■ **What is asked**
All lines from the one containing "Give me a plain-text" through the last line of the listing below are to be copied exactly. Exclude the pictures.

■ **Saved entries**
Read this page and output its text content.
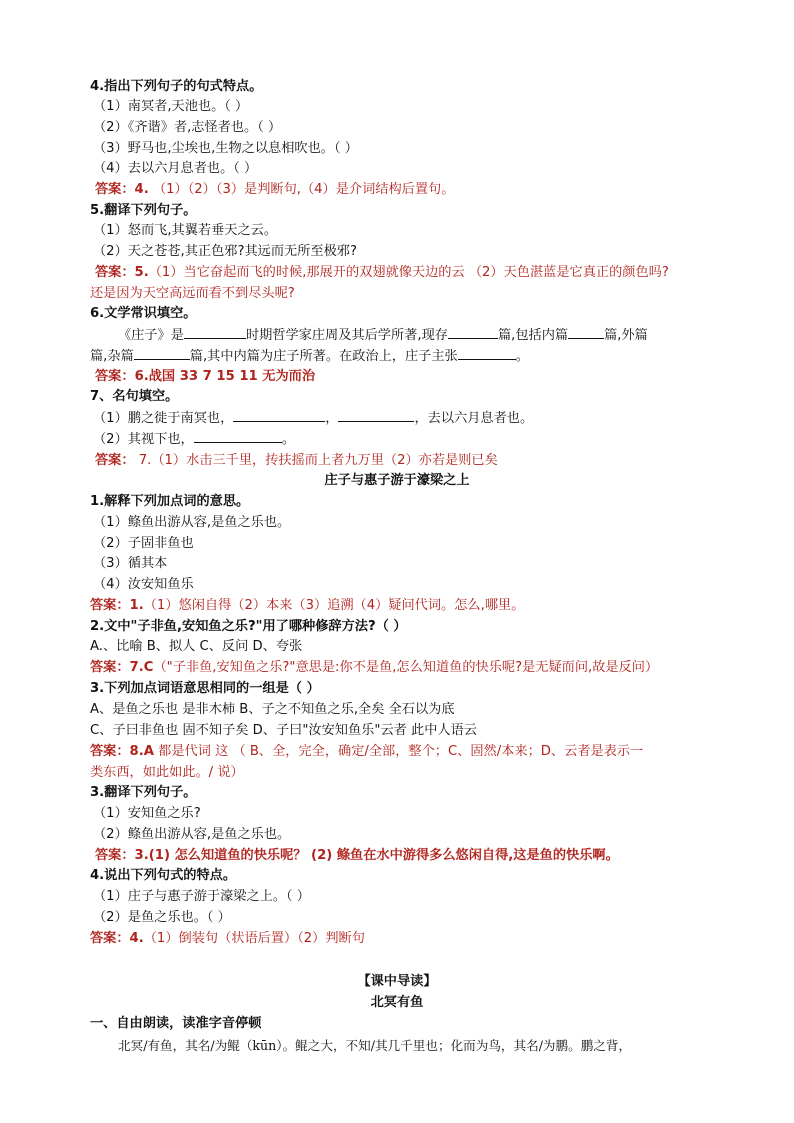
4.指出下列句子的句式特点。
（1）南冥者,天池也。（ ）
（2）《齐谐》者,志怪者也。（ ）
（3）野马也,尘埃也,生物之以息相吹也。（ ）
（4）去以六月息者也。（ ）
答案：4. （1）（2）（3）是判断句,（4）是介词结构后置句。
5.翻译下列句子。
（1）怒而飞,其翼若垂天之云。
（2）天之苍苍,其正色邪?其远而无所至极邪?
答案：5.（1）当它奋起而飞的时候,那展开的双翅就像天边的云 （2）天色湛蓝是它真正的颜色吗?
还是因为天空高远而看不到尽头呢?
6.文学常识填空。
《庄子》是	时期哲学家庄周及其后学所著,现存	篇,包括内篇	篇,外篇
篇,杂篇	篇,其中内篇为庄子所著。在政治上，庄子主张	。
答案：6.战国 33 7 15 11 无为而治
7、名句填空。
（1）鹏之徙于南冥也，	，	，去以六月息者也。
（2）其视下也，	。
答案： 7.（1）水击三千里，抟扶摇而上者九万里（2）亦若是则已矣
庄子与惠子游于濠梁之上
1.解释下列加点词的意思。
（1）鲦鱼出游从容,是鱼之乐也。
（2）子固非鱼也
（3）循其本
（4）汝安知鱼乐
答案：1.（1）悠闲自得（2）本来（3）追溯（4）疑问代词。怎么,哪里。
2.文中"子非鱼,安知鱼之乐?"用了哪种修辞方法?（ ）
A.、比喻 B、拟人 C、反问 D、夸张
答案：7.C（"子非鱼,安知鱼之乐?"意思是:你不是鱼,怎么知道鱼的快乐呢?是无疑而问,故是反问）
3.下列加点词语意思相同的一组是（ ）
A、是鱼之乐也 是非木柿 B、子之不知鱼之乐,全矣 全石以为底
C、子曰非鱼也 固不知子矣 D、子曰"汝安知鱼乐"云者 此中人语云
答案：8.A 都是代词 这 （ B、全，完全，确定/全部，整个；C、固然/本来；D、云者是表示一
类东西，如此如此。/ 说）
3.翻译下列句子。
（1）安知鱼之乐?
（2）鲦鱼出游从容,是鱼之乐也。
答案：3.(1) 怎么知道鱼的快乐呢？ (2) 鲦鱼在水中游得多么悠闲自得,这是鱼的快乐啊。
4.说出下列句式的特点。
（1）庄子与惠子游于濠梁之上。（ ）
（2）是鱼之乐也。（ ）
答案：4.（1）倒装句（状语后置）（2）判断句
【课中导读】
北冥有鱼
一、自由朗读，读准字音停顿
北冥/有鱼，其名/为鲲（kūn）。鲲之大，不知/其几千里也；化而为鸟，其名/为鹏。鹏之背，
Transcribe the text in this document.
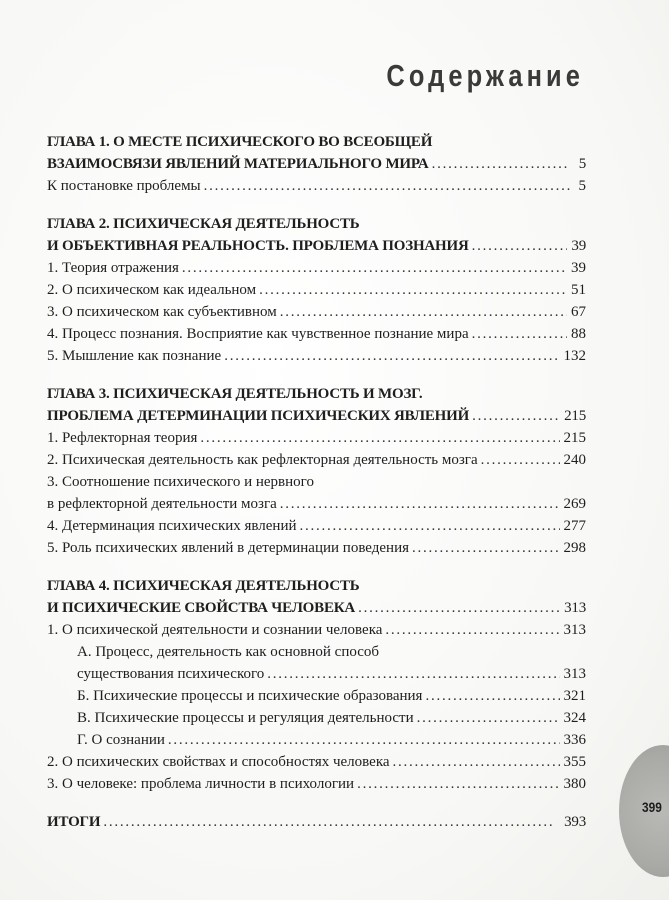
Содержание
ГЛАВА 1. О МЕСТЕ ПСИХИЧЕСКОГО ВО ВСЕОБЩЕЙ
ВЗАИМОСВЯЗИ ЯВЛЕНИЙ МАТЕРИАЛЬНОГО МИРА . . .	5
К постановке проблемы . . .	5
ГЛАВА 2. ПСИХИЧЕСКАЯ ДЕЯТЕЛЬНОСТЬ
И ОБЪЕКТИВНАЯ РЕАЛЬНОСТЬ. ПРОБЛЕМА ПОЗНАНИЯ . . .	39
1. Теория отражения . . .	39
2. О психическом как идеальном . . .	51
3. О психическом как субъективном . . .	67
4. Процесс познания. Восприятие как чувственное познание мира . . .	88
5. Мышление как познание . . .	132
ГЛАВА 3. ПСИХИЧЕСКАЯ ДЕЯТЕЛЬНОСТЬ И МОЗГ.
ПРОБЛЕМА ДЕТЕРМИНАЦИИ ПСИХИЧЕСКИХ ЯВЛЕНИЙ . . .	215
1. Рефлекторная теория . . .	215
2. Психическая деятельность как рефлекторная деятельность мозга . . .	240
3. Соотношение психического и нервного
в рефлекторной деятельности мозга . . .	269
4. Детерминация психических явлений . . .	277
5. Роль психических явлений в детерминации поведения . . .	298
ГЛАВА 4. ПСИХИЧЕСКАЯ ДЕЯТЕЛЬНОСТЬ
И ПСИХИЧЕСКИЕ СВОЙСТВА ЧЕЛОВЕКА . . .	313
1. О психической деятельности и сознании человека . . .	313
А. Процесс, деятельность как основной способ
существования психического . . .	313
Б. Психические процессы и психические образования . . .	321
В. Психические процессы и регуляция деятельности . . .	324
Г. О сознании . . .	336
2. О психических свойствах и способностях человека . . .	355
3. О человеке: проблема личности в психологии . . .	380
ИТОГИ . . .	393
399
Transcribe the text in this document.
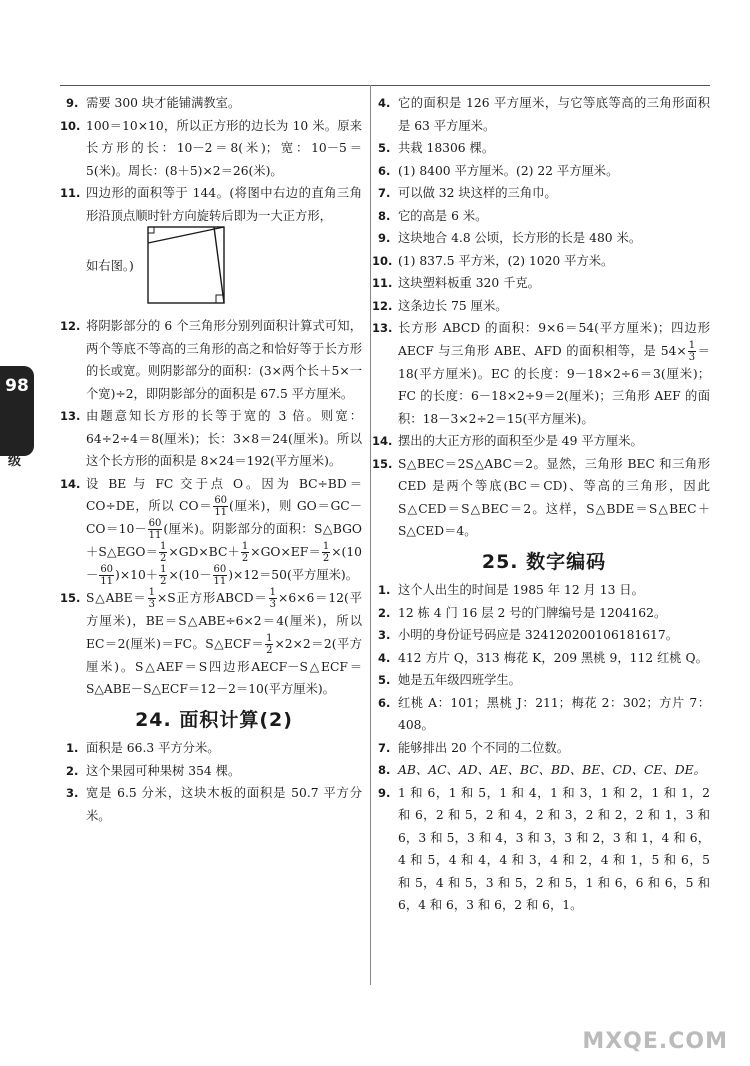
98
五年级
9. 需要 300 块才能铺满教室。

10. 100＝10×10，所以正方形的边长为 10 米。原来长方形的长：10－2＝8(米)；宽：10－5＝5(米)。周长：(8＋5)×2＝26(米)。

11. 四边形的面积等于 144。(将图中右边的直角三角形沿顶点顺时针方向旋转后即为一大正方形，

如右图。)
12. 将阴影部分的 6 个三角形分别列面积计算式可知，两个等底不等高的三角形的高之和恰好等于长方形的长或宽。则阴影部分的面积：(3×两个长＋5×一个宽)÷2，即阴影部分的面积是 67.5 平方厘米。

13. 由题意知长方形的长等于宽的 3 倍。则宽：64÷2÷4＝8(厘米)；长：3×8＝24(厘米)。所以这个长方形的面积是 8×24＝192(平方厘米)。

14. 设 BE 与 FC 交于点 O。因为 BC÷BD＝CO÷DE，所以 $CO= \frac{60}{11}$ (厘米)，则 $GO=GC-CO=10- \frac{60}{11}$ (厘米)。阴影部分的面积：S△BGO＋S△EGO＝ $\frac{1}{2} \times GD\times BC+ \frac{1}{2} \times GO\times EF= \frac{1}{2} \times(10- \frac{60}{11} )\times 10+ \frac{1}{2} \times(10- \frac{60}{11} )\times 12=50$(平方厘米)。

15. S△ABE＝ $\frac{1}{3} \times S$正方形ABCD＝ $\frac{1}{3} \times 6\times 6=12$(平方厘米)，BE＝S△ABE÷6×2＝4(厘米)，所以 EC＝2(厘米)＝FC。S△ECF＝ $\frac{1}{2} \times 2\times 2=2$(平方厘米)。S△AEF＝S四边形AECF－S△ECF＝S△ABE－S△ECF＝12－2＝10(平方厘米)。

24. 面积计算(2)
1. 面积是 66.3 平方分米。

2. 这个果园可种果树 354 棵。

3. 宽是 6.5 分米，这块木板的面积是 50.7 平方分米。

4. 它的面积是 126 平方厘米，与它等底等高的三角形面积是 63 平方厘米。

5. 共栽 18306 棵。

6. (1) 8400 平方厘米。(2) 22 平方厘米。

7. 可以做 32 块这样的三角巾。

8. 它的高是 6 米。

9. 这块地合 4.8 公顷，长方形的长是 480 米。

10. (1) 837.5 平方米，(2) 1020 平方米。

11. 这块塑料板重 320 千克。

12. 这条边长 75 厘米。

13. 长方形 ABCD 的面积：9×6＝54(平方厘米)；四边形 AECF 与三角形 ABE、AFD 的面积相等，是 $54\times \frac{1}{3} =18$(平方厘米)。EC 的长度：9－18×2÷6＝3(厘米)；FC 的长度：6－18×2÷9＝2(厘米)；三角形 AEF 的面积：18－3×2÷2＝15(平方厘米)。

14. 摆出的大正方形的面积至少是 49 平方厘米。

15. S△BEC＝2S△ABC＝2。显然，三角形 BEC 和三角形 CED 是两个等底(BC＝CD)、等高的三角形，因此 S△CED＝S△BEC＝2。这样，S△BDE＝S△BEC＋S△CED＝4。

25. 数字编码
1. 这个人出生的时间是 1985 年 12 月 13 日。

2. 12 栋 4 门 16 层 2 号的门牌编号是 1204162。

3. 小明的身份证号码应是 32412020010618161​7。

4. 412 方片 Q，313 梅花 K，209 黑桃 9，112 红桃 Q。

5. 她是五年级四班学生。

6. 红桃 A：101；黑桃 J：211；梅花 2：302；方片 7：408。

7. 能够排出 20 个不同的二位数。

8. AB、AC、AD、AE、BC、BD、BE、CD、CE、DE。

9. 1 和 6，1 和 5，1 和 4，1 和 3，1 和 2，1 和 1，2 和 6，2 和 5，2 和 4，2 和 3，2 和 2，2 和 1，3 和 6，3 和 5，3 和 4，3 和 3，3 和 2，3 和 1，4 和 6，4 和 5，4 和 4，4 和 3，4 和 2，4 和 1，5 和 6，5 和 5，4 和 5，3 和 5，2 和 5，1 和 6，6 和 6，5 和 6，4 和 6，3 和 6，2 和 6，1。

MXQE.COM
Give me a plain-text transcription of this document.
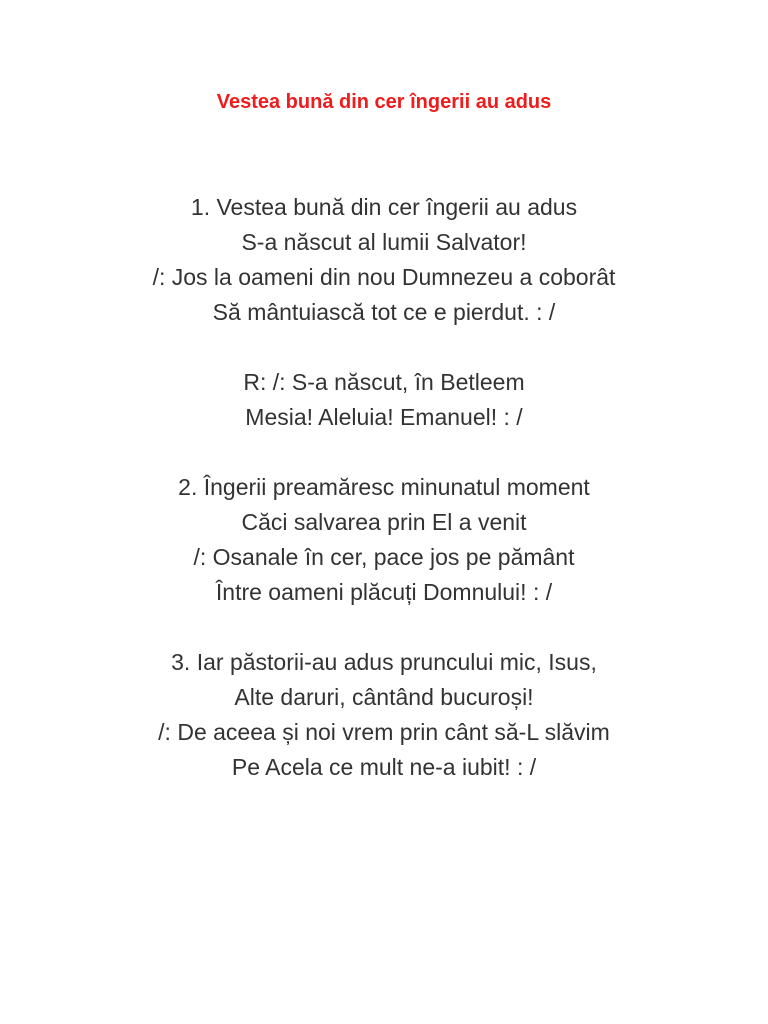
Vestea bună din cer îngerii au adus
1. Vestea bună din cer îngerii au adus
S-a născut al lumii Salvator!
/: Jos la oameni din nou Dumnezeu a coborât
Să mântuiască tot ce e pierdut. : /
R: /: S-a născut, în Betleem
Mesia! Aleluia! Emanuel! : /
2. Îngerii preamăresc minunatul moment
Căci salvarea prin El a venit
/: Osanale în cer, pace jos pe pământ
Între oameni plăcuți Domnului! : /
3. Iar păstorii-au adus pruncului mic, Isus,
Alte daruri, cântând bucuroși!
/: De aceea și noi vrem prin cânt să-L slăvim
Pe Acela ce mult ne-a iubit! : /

■ **Written solution**
Give me a plain-text transcription of this document.
Vestea bună din cer îngerii au adus
1. Vestea bună din cer îngerii au adus
S-a născut al lumii Salvator!
/: Jos la oameni din nou Dumnezeu a coborât
Să mântuiască tot ce e pierdut. : /
R: /: S-a născut, în Betleem
Mesia! Aleluia! Emanuel! : /
2. Îngerii preamăresc minunatul moment
Căci salvarea prin El a venit
/: Osanale în cer, pace jos pe pământ
Între oameni plăcuți Domnului! : /
3. Iar păstorii-au adus pruncului mic, Isus,
Alte daruri, cântând bucuroși!
/: De aceea și noi vrem prin cânt să-L slăvim
Pe Acela ce mult ne-a iubit! : /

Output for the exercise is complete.